> Supplied data:
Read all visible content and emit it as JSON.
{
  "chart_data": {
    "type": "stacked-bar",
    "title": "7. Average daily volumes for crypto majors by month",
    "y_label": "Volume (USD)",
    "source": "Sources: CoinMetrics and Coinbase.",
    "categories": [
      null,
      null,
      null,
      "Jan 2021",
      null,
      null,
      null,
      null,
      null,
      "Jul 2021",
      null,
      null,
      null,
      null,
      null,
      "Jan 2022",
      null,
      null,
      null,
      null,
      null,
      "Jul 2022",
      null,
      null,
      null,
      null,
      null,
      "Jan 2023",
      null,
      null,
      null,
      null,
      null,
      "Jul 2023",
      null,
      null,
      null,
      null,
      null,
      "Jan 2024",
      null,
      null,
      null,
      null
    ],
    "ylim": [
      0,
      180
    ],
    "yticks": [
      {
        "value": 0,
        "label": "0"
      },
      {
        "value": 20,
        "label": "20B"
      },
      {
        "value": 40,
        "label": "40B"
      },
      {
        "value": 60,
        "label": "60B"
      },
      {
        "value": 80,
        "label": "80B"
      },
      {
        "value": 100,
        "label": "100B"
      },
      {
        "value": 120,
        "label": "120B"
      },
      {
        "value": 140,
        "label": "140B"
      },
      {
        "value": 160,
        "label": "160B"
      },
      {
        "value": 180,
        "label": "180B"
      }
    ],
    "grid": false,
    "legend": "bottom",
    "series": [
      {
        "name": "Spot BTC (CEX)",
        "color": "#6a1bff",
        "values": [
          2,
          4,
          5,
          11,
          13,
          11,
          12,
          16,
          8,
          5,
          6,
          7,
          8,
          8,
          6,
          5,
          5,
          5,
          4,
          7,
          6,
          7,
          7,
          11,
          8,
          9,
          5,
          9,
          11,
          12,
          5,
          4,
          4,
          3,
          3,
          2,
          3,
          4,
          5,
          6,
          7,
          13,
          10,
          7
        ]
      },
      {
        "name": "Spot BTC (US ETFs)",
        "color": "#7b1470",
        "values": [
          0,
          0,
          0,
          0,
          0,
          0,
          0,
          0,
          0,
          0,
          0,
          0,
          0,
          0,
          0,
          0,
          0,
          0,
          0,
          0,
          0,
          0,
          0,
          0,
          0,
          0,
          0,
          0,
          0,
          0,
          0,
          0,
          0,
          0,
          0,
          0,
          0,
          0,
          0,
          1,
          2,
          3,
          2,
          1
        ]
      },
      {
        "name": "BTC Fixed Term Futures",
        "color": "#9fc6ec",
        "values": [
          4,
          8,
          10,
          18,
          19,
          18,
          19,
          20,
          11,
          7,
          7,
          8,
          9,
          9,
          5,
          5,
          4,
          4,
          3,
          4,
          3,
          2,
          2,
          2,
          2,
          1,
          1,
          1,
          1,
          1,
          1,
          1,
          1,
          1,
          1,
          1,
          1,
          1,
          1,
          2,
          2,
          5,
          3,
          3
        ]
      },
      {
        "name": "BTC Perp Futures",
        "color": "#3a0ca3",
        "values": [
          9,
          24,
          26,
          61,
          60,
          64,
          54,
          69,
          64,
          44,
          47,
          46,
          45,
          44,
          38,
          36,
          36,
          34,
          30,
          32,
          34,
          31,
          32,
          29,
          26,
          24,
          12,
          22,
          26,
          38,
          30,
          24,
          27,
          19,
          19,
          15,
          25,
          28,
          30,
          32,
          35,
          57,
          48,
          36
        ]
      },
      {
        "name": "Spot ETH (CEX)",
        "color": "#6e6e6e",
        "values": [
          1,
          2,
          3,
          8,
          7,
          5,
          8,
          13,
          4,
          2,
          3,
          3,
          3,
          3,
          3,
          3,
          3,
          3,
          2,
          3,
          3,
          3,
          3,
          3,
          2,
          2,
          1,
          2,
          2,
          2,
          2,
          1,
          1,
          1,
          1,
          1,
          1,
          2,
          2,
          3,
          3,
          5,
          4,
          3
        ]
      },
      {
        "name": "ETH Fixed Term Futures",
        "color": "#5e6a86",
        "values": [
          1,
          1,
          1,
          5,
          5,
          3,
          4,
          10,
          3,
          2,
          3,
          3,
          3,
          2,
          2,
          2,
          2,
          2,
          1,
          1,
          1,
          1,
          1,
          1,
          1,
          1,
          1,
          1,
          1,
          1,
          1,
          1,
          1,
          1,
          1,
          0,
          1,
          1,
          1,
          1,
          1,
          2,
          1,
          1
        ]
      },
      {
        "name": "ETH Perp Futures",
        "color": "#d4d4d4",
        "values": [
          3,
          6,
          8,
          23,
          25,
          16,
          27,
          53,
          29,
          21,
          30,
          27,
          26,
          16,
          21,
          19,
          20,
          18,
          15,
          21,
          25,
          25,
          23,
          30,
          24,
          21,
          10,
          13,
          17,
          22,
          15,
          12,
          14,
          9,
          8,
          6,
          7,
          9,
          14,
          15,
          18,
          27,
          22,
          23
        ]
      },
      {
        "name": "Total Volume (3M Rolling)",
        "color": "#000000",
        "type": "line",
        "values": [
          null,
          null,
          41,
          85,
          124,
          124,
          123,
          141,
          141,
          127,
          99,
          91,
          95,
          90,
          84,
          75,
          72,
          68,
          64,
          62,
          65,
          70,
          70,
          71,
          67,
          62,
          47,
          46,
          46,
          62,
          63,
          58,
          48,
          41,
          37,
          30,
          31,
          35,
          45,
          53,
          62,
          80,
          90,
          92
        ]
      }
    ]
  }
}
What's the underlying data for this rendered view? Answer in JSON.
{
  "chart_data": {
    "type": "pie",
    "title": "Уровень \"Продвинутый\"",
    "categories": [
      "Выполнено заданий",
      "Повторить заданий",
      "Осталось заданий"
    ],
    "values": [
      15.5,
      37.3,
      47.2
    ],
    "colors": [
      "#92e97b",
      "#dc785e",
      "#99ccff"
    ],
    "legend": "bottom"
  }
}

> What the exercise asks: Repeat each record in full; every line must match exactly.

> Task result:
Read all visible content and emit it as JSON.
{
  "chart_data": {
    "type": "stacked-bar",
    "title": "7. Average daily volumes for crypto majors by month",
    "y_label": "Volume (USD)",
    "source": "Sources: CoinMetrics and Coinbase.",
    "categories": [
      null,
      null,
      null,
      "Jan 2021",
      null,
      null,
      null,
      null,
      null,
      "Jul 2021",
      null,
      null,
      null,
      null,
      null,
      "Jan 2022",
      null,
      null,
      null,
      null,
      null,
      "Jul 2022",
      null,
      null,
      null,
      null,
      null,
      "Jan 2023",
      null,
      null,
      null,
      null,
      null,
      "Jul 2023",
      null,
      null,
      null,
      null,
      null,
      "Jan 2024",
      null,
      null,
      null,
      null
    ],
    "ylim": [
      0,
      180
    ],
    "yticks": [
      {
        "value": 0,
        "label": "0"
      },
      {
        "value": 20,
        "label": "20B"
      },
      {
        "value": 40,
        "label": "40B"
      },
      {
        "value": 60,
        "label": "60B"
      },
      {
        "value": 80,
        "label": "80B"
      },
      {
        "value": 100,
        "label": "100B"
      },
      {
        "value": 120,
        "label": "120B"
      },
      {
        "value": 140,
        "label": "140B"
      },
      {
        "value": 160,
        "label": "160B"
      },
      {
        "value": 180,
        "label": "180B"
      }
    ],
    "grid": false,
    "legend": "bottom",
    "series": [
      {
        "name": "Spot BTC (CEX)",
        "color": "#6a1bff",
        "values": [
          2,
          4,
          5,
          11,
          13,
          11,
          12,
          16,
          8,
          5,
          6,
          7,
          8,
          8,
          6,
          5,
          5,
          5,
          4,
          7,
          6,
          7,
          7,
          11,
          8,
          9,
          5,
          9,
          11,
          12,
          5,
          4,
          4,
          3,
          3,
          2,
          3,
          4,
          5,
          6,
          7,
          13,
          10,
          7
        ]
      },
      {
        "name": "Spot BTC (US ETFs)",
        "color": "#7b1470",
        "values": [
          0,
          0,
          0,
          0,
          0,
          0,
          0,
          0,
          0,
          0,
          0,
          0,
          0,
          0,
          0,
          0,
          0,
          0,
          0,
          0,
          0,
          0,
          0,
          0,
          0,
          0,
          0,
          0,
          0,
          0,
          0,
          0,
          0,
          0,
          0,
          0,
          0,
          0,
          0,
          1,
          2,
          3,
          2,
          1
        ]
      },
      {
        "name": "BTC Fixed Term Futures",
        "color": "#9fc6ec",
        "values": [
          4,
          8,
          10,
          18,
          19,
          18,
          19,
          20,
          11,
          7,
          7,
          8,
          9,
          9,
          5,
          5,
          4,
          4,
          3,
          4,
          3,
          2,
          2,
          2,
          2,
          1,
          1,
          1,
          1,
          1,
          1,
          1,
          1,
          1,
          1,
          1,
          1,
          1,
          1,
          2,
          2,
          5,
          3,
          3
        ]
      },
      {
        "name": "BTC Perp Futures",
        "color": "#3a0ca3",
        "values": [
          9,
          24,
          26,
          61,
          60,
          64,
          54,
          69,
          64,
          44,
          47,
          46,
          45,
          44,
          38,
          36,
          36,
          34,
          30,
          32,
          34,
          31,
          32,
          29,
          26,
          24,
          12,
          22,
          26,
          38,
          30,
          24,
          27,
          19,
          19,
          15,
          25,
          28,
          30,
          32,
          35,
          57,
          48,
          36
        ]
      },
      {
        "name": "Spot ETH (CEX)",
        "color": "#6e6e6e",
        "values": [
          1,
          2,
          3,
          8,
          7,
          5,
          8,
          13,
          4,
          2,
          3,
          3,
          3,
          3,
          3,
          3,
          3,
          3,
          2,
          3,
          3,
          3,
          3,
          3,
          2,
          2,
          1,
          2,
          2,
          2,
          2,
          1,
          1,
          1,
          1,
          1,
          1,
          2,
          2,
          3,
          3,
          5,
          4,
          3
        ]
      },
      {
        "name": "ETH Fixed Term Futures",
        "color": "#5e6a86",
        "values": [
          1,
          1,
          1,
          5,
          5,
          3,
          4,
          10,
          3,
          2,
          3,
          3,
          3,
          2,
          2,
          2,
          2,
          2,
          1,
          1,
          1,
          1,
          1,
          1,
          1,
          1,
          1,
          1,
          1,
          1,
          1,
          1,
          1,
          1,
          1,
          0,
          1,
          1,
          1,
          1,
          1,
          2,
          1,
          1
        ]
      },
      {
        "name": "ETH Perp Futures",
        "color": "#d4d4d4",
        "values": [
          3,
          6,
          8,
          23,
          25,
          16,
          27,
          53,
          29,
          21,
          30,
          27,
          26,
          16,
          21,
          19,
          20,
          18,
          15,
          21,
          25,
          25,
          23,
          30,
          24,
          21,
          10,
          13,
          17,
          22,
          15,
          12,
          14,
          9,
          8,
          6,
          7,
          9,
          14,
          15,
          18,
          27,
          22,
          23
        ]
      },
      {
        "name": "Total Volume (3M Rolling)",
        "color": "#000000",
        "type": "line",
        "values": [
          null,
          null,
          41,
          85,
          124,
          124,
          123,
          141,
          141,
          127,
          99,
          91,
          95,
          90,
          84,
          75,
          72,
          68,
          64,
          62,
          65,
          70,
          70,
          71,
          67,
          62,
          47,
          46,
          46,
          62,
          63,
          58,
          48,
          41,
          37,
          30,
          31,
          35,
          45,
          53,
          62,
          80,
          90,
          92
        ]
      }
    ]
  }
}
What's the underlying data for this rendered view? Answer in JSON.
{
  "chart_data": {
    "type": "pie",
    "title": "Уровень \"Продвинутый\"",
    "categories": [
      "Выполнено заданий",
      "Повторить заданий",
      "Осталось заданий"
    ],
    "values": [
      15.5,
      37.3,
      47.2
    ],
    "colors": [
      "#92e97b",
      "#dc785e",
      "#99ccff"
    ],
    "legend": "bottom"
  }
}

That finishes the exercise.